→ **Task details**: Please copy all of the lines below word for word, keeping every character, number, and bracket unchanged.

→ **Data for this task**:
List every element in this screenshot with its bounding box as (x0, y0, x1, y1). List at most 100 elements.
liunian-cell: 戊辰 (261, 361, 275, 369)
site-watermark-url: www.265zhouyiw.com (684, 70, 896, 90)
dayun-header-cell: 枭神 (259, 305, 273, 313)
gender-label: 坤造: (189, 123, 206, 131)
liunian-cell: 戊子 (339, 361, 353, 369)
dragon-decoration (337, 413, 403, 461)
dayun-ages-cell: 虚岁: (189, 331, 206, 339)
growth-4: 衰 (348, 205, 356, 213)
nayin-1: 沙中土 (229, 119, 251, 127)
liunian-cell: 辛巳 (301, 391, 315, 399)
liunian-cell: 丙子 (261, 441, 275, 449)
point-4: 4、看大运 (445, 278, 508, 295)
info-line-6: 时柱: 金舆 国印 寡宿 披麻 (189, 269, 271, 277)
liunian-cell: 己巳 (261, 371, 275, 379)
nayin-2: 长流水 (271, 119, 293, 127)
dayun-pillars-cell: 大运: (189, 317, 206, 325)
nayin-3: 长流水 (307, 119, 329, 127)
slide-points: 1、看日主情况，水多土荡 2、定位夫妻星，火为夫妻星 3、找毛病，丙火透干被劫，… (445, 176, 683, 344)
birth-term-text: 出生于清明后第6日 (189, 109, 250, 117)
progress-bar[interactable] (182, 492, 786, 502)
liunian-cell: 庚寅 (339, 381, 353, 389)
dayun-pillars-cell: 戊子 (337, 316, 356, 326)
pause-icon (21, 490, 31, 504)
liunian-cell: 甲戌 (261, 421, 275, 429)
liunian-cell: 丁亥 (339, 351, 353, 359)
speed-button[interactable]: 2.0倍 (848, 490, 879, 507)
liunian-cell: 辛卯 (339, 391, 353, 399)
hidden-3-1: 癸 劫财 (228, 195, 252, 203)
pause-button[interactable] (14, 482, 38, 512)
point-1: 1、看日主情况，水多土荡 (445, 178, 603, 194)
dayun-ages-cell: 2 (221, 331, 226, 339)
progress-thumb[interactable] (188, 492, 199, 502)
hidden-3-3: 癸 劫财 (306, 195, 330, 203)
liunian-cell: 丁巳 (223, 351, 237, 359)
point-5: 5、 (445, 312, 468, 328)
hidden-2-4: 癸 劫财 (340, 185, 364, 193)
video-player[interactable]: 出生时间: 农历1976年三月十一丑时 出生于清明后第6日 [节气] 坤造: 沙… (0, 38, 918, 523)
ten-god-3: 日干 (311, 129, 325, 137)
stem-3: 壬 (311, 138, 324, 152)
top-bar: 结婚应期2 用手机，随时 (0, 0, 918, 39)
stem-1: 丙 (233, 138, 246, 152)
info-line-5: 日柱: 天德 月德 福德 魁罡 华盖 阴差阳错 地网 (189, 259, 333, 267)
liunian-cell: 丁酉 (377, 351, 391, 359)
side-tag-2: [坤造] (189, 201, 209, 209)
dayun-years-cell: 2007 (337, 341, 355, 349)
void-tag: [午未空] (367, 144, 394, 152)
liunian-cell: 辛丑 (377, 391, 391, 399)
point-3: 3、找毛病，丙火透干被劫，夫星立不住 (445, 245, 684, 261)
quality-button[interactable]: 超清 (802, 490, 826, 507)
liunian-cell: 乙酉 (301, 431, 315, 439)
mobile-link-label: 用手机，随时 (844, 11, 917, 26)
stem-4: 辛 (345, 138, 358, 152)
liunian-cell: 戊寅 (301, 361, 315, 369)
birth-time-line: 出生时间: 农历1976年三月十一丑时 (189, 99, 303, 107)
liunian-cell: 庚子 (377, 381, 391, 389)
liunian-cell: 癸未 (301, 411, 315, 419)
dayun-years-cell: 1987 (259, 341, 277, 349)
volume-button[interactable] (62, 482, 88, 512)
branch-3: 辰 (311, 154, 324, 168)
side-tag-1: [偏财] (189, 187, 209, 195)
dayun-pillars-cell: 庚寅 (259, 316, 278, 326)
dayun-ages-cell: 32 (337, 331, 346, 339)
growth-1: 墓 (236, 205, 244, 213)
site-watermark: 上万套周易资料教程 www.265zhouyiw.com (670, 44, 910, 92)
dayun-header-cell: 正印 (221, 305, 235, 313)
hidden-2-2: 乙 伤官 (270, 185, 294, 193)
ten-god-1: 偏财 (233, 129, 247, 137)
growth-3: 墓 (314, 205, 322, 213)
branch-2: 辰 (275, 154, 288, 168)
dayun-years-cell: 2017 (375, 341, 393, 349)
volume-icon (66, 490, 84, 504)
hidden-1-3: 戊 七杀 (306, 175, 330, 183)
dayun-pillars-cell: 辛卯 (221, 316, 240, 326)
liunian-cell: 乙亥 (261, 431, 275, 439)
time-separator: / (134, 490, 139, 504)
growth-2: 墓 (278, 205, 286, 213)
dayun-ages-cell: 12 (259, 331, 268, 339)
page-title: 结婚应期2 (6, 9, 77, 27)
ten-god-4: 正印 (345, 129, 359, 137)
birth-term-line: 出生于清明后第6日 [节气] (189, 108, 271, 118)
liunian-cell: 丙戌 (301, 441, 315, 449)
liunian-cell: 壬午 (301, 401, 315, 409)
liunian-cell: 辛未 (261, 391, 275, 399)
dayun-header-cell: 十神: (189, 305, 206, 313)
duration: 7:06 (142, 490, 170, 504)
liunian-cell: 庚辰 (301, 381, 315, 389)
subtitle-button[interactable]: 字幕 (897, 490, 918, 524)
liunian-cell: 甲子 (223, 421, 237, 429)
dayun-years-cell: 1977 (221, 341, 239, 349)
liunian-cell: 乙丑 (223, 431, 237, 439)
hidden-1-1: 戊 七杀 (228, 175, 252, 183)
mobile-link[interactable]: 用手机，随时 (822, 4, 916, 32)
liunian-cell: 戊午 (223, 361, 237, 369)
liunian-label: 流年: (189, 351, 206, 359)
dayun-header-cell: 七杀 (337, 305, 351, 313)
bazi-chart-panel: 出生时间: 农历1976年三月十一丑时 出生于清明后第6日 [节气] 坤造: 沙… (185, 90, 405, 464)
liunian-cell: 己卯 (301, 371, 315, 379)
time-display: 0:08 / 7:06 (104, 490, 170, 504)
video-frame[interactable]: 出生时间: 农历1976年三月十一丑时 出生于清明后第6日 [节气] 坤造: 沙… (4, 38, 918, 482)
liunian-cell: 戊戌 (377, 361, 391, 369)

→ **Result**:
List every element in this screenshot with its bounding box as (x0, y0, x1, y1). List at most 100 elements.
liunian-cell: 戊辰 (261, 361, 275, 369)
site-watermark-url: www.265zhouyiw.com (684, 70, 896, 90)
dayun-header-cell: 枭神 (259, 305, 273, 313)
gender-label: 坤造: (189, 123, 206, 131)
liunian-cell: 戊子 (339, 361, 353, 369)
dragon-decoration (337, 413, 403, 461)
dayun-ages-cell: 虚岁: (189, 331, 206, 339)
growth-4: 衰 (348, 205, 356, 213)
nayin-1: 沙中土 (229, 119, 251, 127)
liunian-cell: 辛巳 (301, 391, 315, 399)
liunian-cell: 丙子 (261, 441, 275, 449)
point-4: 4、看大运 (445, 278, 508, 295)
info-line-6: 时柱: 金舆 国印 寡宿 披麻 (189, 269, 271, 277)
liunian-cell: 己巳 (261, 371, 275, 379)
nayin-2: 长流水 (271, 119, 293, 127)
dayun-pillars-cell: 大运: (189, 317, 206, 325)
nayin-3: 长流水 (307, 119, 329, 127)
slide-points: 1、看日主情况，水多土荡 2、定位夫妻星，火为夫妻星 3、找毛病，丙火透干被劫，… (445, 176, 683, 344)
birth-term-text: 出生于清明后第6日 (189, 109, 250, 117)
progress-bar[interactable] (182, 492, 786, 502)
liunian-cell: 庚寅 (339, 381, 353, 389)
dayun-pillars-cell: 戊子 (337, 316, 356, 326)
pause-icon (21, 490, 31, 504)
liunian-cell: 甲戌 (261, 421, 275, 429)
liunian-cell: 丁亥 (339, 351, 353, 359)
speed-button[interactable]: 2.0倍 (848, 490, 879, 507)
liunian-cell: 辛卯 (339, 391, 353, 399)
hidden-3-1: 癸 劫财 (228, 195, 252, 203)
pause-button[interactable] (14, 482, 38, 512)
point-1: 1、看日主情况，水多土荡 (445, 178, 603, 194)
dayun-ages-cell: 2 (221, 331, 226, 339)
progress-thumb[interactable] (188, 492, 199, 502)
hidden-3-3: 癸 劫财 (306, 195, 330, 203)
liunian-cell: 丁巳 (223, 351, 237, 359)
point-5: 5、 (445, 312, 468, 328)
hidden-2-4: 癸 劫财 (340, 185, 364, 193)
video-player[interactable]: 出生时间: 农历1976年三月十一丑时 出生于清明后第6日 [节气] 坤造: 沙… (0, 38, 918, 523)
ten-god-3: 日干 (311, 129, 325, 137)
stem-3: 壬 (311, 138, 324, 152)
top-bar: 结婚应期2 用手机，随时 (0, 0, 918, 39)
stem-1: 丙 (233, 138, 246, 152)
info-line-5: 日柱: 天德 月德 福德 魁罡 华盖 阴差阳错 地网 (189, 259, 333, 267)
liunian-cell: 丁酉 (377, 351, 391, 359)
side-tag-2: [坤造] (189, 201, 209, 209)
dayun-years-cell: 2007 (337, 341, 355, 349)
void-tag: [午未空] (367, 144, 394, 152)
liunian-cell: 辛丑 (377, 391, 391, 399)
point-3: 3、找毛病，丙火透干被劫，夫星立不住 (445, 245, 684, 261)
quality-button[interactable]: 超清 (802, 490, 826, 507)
liunian-cell: 乙酉 (301, 431, 315, 439)
mobile-link-label: 用手机，随时 (844, 11, 917, 26)
stem-4: 辛 (345, 138, 358, 152)
liunian-cell: 戊寅 (301, 361, 315, 369)
birth-time-line: 出生时间: 农历1976年三月十一丑时 (189, 99, 303, 107)
liunian-cell: 庚子 (377, 381, 391, 389)
liunian-cell: 癸未 (301, 411, 315, 419)
dayun-years-cell: 1987 (259, 341, 277, 349)
volume-button[interactable] (62, 482, 88, 512)
branch-3: 辰 (311, 154, 324, 168)
side-tag-1: [偏财] (189, 187, 209, 195)
dayun-pillars-cell: 庚寅 (259, 316, 278, 326)
dayun-ages-cell: 32 (337, 331, 346, 339)
growth-1: 墓 (236, 205, 244, 213)
site-watermark: 上万套周易资料教程 www.265zhouyiw.com (670, 44, 910, 92)
dayun-header-cell: 正印 (221, 305, 235, 313)
hidden-2-2: 乙 伤官 (270, 185, 294, 193)
ten-god-1: 偏财 (233, 129, 247, 137)
growth-3: 墓 (314, 205, 322, 213)
branch-2: 辰 (275, 154, 288, 168)
dayun-years-cell: 2017 (375, 341, 393, 349)
volume-icon (66, 490, 84, 504)
hidden-1-3: 戊 七杀 (306, 175, 330, 183)
dayun-pillars-cell: 辛卯 (221, 316, 240, 326)
liunian-cell: 乙亥 (261, 431, 275, 439)
time-separator: / (134, 490, 139, 504)
growth-2: 墓 (278, 205, 286, 213)
dayun-ages-cell: 12 (259, 331, 268, 339)
page-title: 结婚应期2 (6, 9, 77, 27)
ten-god-4: 正印 (345, 129, 359, 137)
birth-term-line: 出生于清明后第6日 [节气] (189, 108, 271, 118)
liunian-cell: 丙戌 (301, 441, 315, 449)
liunian-cell: 壬午 (301, 401, 315, 409)
liunian-cell: 辛未 (261, 391, 275, 399)
dayun-header-cell: 十神: (189, 305, 206, 313)
duration: 7:06 (142, 490, 170, 504)
liunian-cell: 庚辰 (301, 381, 315, 389)
subtitle-button[interactable]: 字幕 (897, 490, 918, 524)
liunian-cell: 甲子 (223, 421, 237, 429)
dayun-years-cell: 1977 (221, 341, 239, 349)
liunian-cell: 乙丑 (223, 431, 237, 439)
hidden-1-1: 戊 七杀 (228, 175, 252, 183)
mobile-link[interactable]: 用手机，随时 (822, 4, 916, 32)
liunian-cell: 戊午 (223, 361, 237, 369)
liunian-label: 流年: (189, 351, 206, 359)
dayun-header-cell: 七杀 (337, 305, 351, 313)
bazi-chart-panel: 出生时间: 农历1976年三月十一丑时 出生于清明后第6日 [节气] 坤造: 沙… (185, 90, 405, 464)
liunian-cell: 己卯 (301, 371, 315, 379)
time-display: 0:08 / 7:06 (104, 490, 170, 504)
video-frame[interactable]: 出生时间: 农历1976年三月十一丑时 出生于清明后第6日 [节气] 坤造: 沙… (4, 38, 918, 482)
liunian-cell: 戊戌 (377, 361, 391, 369)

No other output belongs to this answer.